# Problem to solve
In the entries below, count the lines holding "JSON". Reply with the number only.
========================================================================
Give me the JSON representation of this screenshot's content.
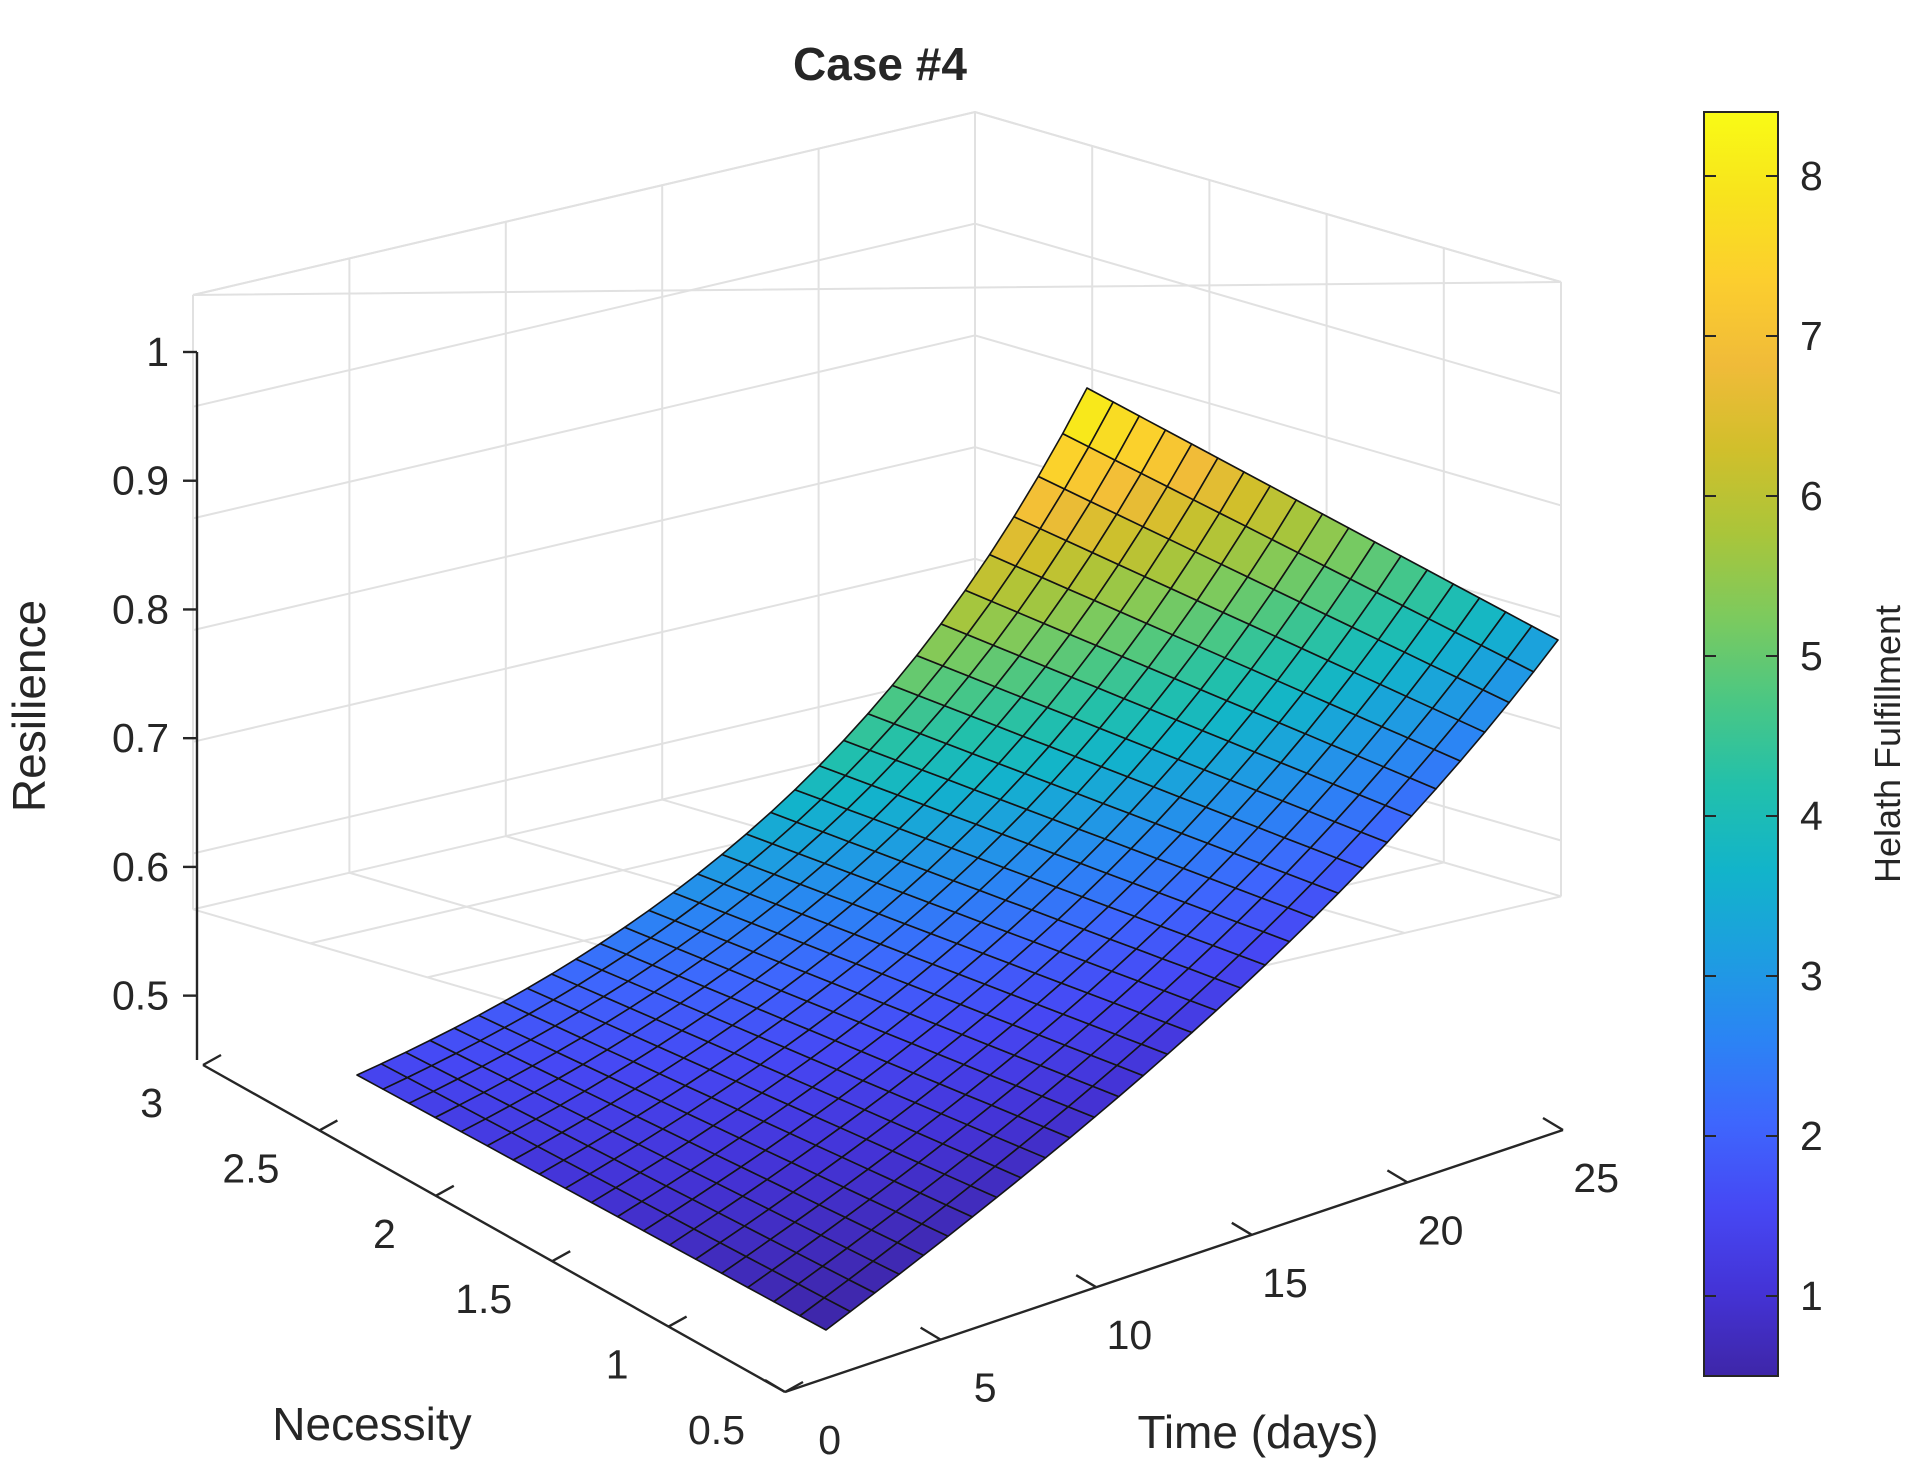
{
  "chart_data": {
    "type": "surface",
    "title": "Case #4",
    "xlabel": "Time (days)",
    "ylabel": "Necessity",
    "zlabel": "Resilience",
    "colorbar_label": "Helath Fulfillment",
    "x_range": [
      0,
      25
    ],
    "y_range": [
      0.5,
      3
    ],
    "z_range": [
      0.45,
      1
    ],
    "x_ticks": [
      0,
      5,
      10,
      15,
      20,
      25
    ],
    "y_ticks": [
      0.5,
      1,
      1.5,
      2,
      2.5,
      3
    ],
    "z_ticks": [
      0.5,
      0.6,
      0.7,
      0.8,
      0.9,
      1
    ],
    "x_tick_labels": [
      "0",
      "5",
      "10",
      "15",
      "20",
      "25"
    ],
    "y_tick_labels": [
      "0.5",
      "1",
      "1.5",
      "2",
      "2.5",
      "3"
    ],
    "z_tick_labels": [
      "0.5",
      "0.6",
      "0.7",
      "0.8",
      "0.9",
      "1"
    ],
    "colorbar_range": [
      0.5,
      8.4
    ],
    "colorbar_ticks": [
      1,
      2,
      3,
      4,
      5,
      6,
      7,
      8
    ],
    "colorbar_tick_labels": [
      "1",
      "2",
      "3",
      "4",
      "5",
      "6",
      "7",
      "8"
    ],
    "colormap": "parula",
    "colormap_stops": [
      "#3e26a8",
      "#4433d6",
      "#4648f4",
      "#3e66fd",
      "#2b84f4",
      "#1d9ee0",
      "#12b4ca",
      "#22c0ab",
      "#4ac784",
      "#7cca5e",
      "#aac53a",
      "#d1bf2b",
      "#f0bb39",
      "#fcce2e",
      "#f8e31d",
      "#f9fb15"
    ],
    "grid": true,
    "surface": {
      "time_days": [
        0,
        25
      ],
      "necessity_edge_values": {
        "necessity_0.5": {
          "at_time_0": 0.45,
          "at_time_25": 0.62
        },
        "necessity_3": {
          "at_time_0": 0.51,
          "at_time_25": 0.95
        }
      },
      "grid_columns": 30,
      "grid_rows": 18
    }
  }
}
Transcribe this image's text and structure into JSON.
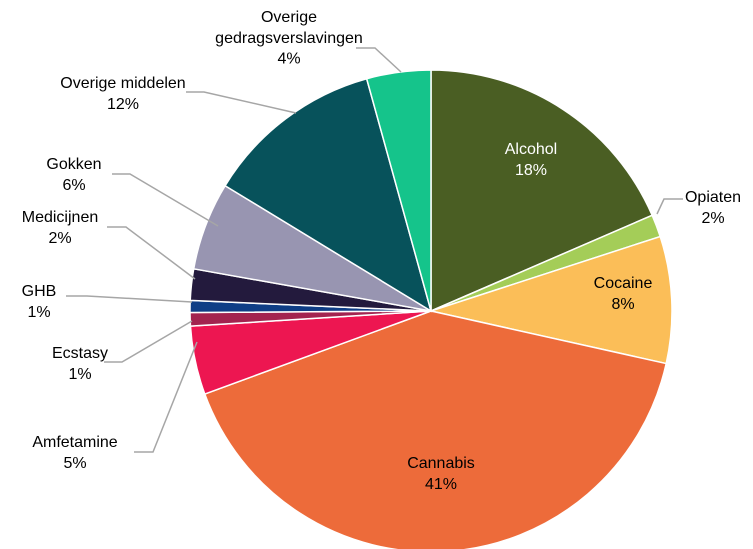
{
  "chart_data": {
    "type": "pie",
    "title": "",
    "legend": "none",
    "slices": [
      {
        "label": "Alcohol",
        "value_label": "18%",
        "value": 18.5,
        "color": "#4a5e23",
        "text_color": "#ffffff",
        "label_position": "inside"
      },
      {
        "label": "Opiaten",
        "value_label": "2%",
        "value": 1.5,
        "color": "#a4cd58",
        "text_color": "#000000",
        "label_position": "outside"
      },
      {
        "label": "Cocaine",
        "value_label": "8%",
        "value": 8.5,
        "color": "#fbbe58",
        "text_color": "#000000",
        "label_position": "inside"
      },
      {
        "label": "Cannabis",
        "value_label": "41%",
        "value": 40.9,
        "color": "#ed6b3a",
        "text_color": "#000000",
        "label_position": "inside"
      },
      {
        "label": "Amfetamine",
        "value_label": "5%",
        "value": 4.6,
        "color": "#ed1651",
        "text_color": "#000000",
        "label_position": "outside"
      },
      {
        "label": "Ecstasy",
        "value_label": "1%",
        "value": 0.9,
        "color": "#a3234f",
        "text_color": "#000000",
        "label_position": "outside"
      },
      {
        "label": "GHB",
        "value_label": "1%",
        "value": 0.8,
        "color": "#0f3e86",
        "text_color": "#000000",
        "label_position": "outside"
      },
      {
        "label": "Medicijnen",
        "value_label": "2%",
        "value": 2.1,
        "color": "#231a3d",
        "text_color": "#000000",
        "label_position": "outside"
      },
      {
        "label": "Gokken",
        "value_label": "6%",
        "value": 5.9,
        "color": "#9895b1",
        "text_color": "#000000",
        "label_position": "outside"
      },
      {
        "label": "Overige middelen",
        "value_label": "12%",
        "value": 12.0,
        "color": "#07525b",
        "text_color": "#000000",
        "label_position": "outside"
      },
      {
        "label": "Overige gedragsverslavingen",
        "label_lines": [
          "Overige",
          "gedragsverslavingen"
        ],
        "value_label": "4%",
        "value": 4.3,
        "color": "#15c48b",
        "text_color": "#000000",
        "label_position": "outside"
      }
    ]
  }
}
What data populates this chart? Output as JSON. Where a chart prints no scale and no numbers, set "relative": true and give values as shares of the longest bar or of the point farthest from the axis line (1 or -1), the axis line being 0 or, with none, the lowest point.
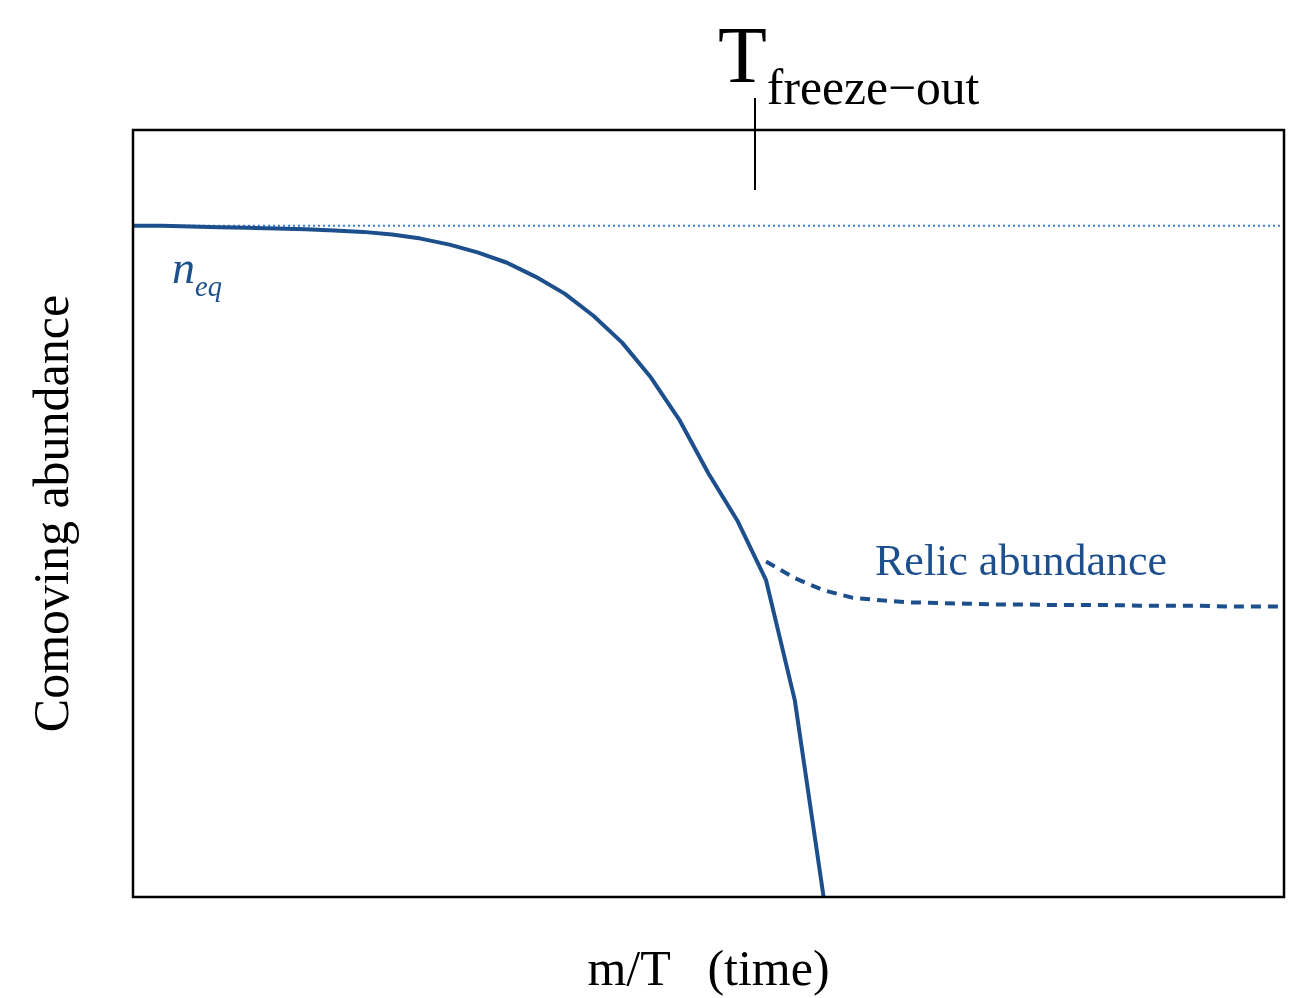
{
  "chart_data": {
    "type": "line",
    "relative": true,
    "xlabel": "m/T   (time)",
    "ylabel": "Comoving abundance",
    "annotations": [
      "T$_{freeze−out}$"
    ],
    "categories": [
      null,
      null,
      null,
      null,
      null,
      null,
      null,
      null,
      null,
      null,
      null,
      null,
      null,
      null,
      null,
      null,
      null,
      null,
      null,
      null,
      null,
      null,
      null,
      null,
      null,
      null,
      null,
      null,
      null,
      null,
      null,
      null,
      null,
      null,
      null,
      null,
      null,
      null,
      null,
      null,
      null
    ],
    "series": [
      {
        "name": "n$_{eq}$",
        "color": "#1c4f8c",
        "line_style": "solid",
        "values": [
          1,
          1,
          0.999,
          0.998,
          0.997,
          0.996,
          0.995,
          0.993,
          0.991,
          0.987,
          0.981,
          0.972,
          0.96,
          0.945,
          0.924,
          0.899,
          0.866,
          0.826,
          0.774,
          0.71,
          0.631,
          0.561,
          0.472,
          0.293,
          0,
          null,
          null,
          null,
          null,
          null,
          null,
          null,
          null,
          null,
          null,
          null,
          null,
          null,
          null,
          null,
          null
        ]
      },
      {
        "name": "Relic abundance",
        "color": "#1c4f8c",
        "line_style": "dashed",
        "values": [
          null,
          null,
          null,
          null,
          null,
          null,
          null,
          null,
          null,
          null,
          null,
          null,
          null,
          null,
          null,
          null,
          null,
          null,
          null,
          null,
          null,
          null,
          0.5,
          0.475,
          0.457,
          0.446,
          0.442,
          0.439,
          0.438,
          0.437,
          0.436,
          0.436,
          0.435,
          0.435,
          0.435,
          0.434,
          0.434,
          0.434,
          0.433,
          0.433,
          0.433
        ]
      }
    ],
    "ref_lines": [
      {
        "axis": "y",
        "value": 1,
        "color": "#3b7dd8",
        "line_style": "dotted"
      }
    ],
    "legend": false
  }
}
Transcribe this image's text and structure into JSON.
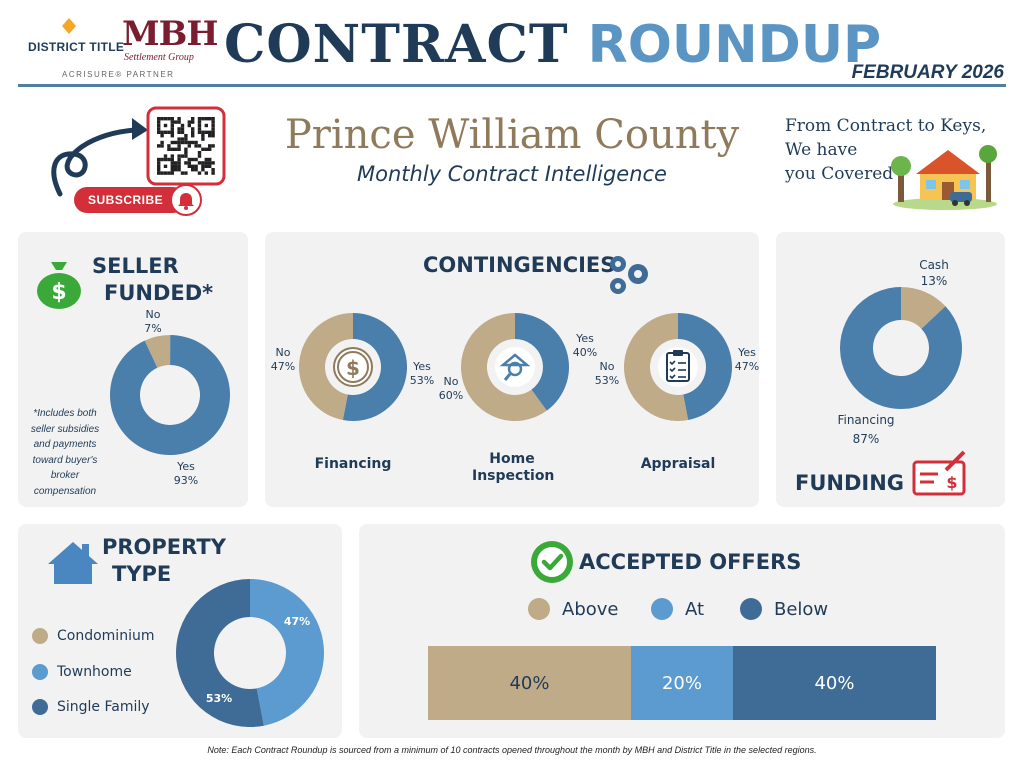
{
  "header": {
    "district_title": "DISTRICT TITLE",
    "mbh": "MBH",
    "mbh_sub": "Settlement Group",
    "acrisure": "ACRISURE® PARTNER",
    "title_part1": "CONTRACT",
    "title_part2": "ROUNDUP",
    "month": "FEBRUARY 2026"
  },
  "hero": {
    "county": "Prince William County",
    "subtitle": "Monthly Contract Intelligence",
    "subscribe": "SUBSCRIBE",
    "tagline": [
      "From Contract to Keys,",
      "We have",
      "you Covered"
    ]
  },
  "colors": {
    "tan": "#bfab88",
    "light_blue": "#5b9bd0",
    "steel_blue": "#4a7eab",
    "dark_blue": "#3f6c96",
    "navy": "#1f3b57",
    "panel": "#f2f2f2",
    "red": "#d32f3a",
    "green": "#3aa93a"
  },
  "sections": {
    "seller_funded_line1": "SELLER",
    "seller_funded_line2": "FUNDED*",
    "seller_note": "*Includes both seller subsidies and payments toward buyer's broker compensation",
    "contingencies": "CONTINGENCIES",
    "funding": "FUNDING",
    "property_type_line1": "PROPERTY",
    "property_type_line2": "TYPE",
    "accepted_offers": "ACCEPTED OFFERS"
  },
  "chart_data": [
    {
      "id": "seller_funded",
      "type": "pie",
      "slices": [
        {
          "label": "No",
          "value": 7,
          "display": "7%",
          "color": "#bfab88"
        },
        {
          "label": "Yes",
          "value": 93,
          "display": "93%",
          "color": "#4a7eab"
        }
      ]
    },
    {
      "id": "financing",
      "type": "pie",
      "title": "Financing",
      "slices": [
        {
          "label": "Yes",
          "value": 53,
          "display": "53%",
          "color": "#4a7eab"
        },
        {
          "label": "No",
          "value": 47,
          "display": "47%",
          "color": "#bfab88"
        }
      ]
    },
    {
      "id": "home_inspection",
      "type": "pie",
      "title": "Home Inspection",
      "slices": [
        {
          "label": "Yes",
          "value": 40,
          "display": "40%",
          "color": "#4a7eab"
        },
        {
          "label": "No",
          "value": 60,
          "display": "60%",
          "color": "#bfab88"
        }
      ]
    },
    {
      "id": "appraisal",
      "type": "pie",
      "title": "Appraisal",
      "slices": [
        {
          "label": "Yes",
          "value": 47,
          "display": "47%",
          "color": "#4a7eab"
        },
        {
          "label": "No",
          "value": 53,
          "display": "53%",
          "color": "#bfab88"
        }
      ]
    },
    {
      "id": "funding",
      "type": "pie",
      "slices": [
        {
          "label": "Cash",
          "value": 13,
          "display": "13%",
          "color": "#bfab88"
        },
        {
          "label": "Financing",
          "value": 87,
          "display": "87%",
          "color": "#4a7eab"
        }
      ]
    },
    {
      "id": "property_type",
      "type": "pie",
      "legend": [
        "Condominium",
        "Townhome",
        "Single Family"
      ],
      "slices": [
        {
          "label": "Condominium",
          "value": 0,
          "display": "",
          "color": "#bfab88"
        },
        {
          "label": "Townhome",
          "value": 47,
          "display": "47%",
          "color": "#5b9bd0"
        },
        {
          "label": "Single Family",
          "value": 53,
          "display": "53%",
          "color": "#3f6c96"
        }
      ]
    },
    {
      "id": "accepted_offers",
      "type": "bar",
      "categories": [
        "Above",
        "At",
        "Below"
      ],
      "values": [
        40,
        20,
        40
      ],
      "display": [
        "40%",
        "20%",
        "40%"
      ],
      "colors": [
        "#bfab88",
        "#5b9bd0",
        "#3f6c96"
      ]
    }
  ],
  "footnote": "Note: Each Contract Roundup is sourced from a minimum of 10 contracts opened throughout the month by MBH and District Title in the selected regions."
}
========================================================================
# Task solution
4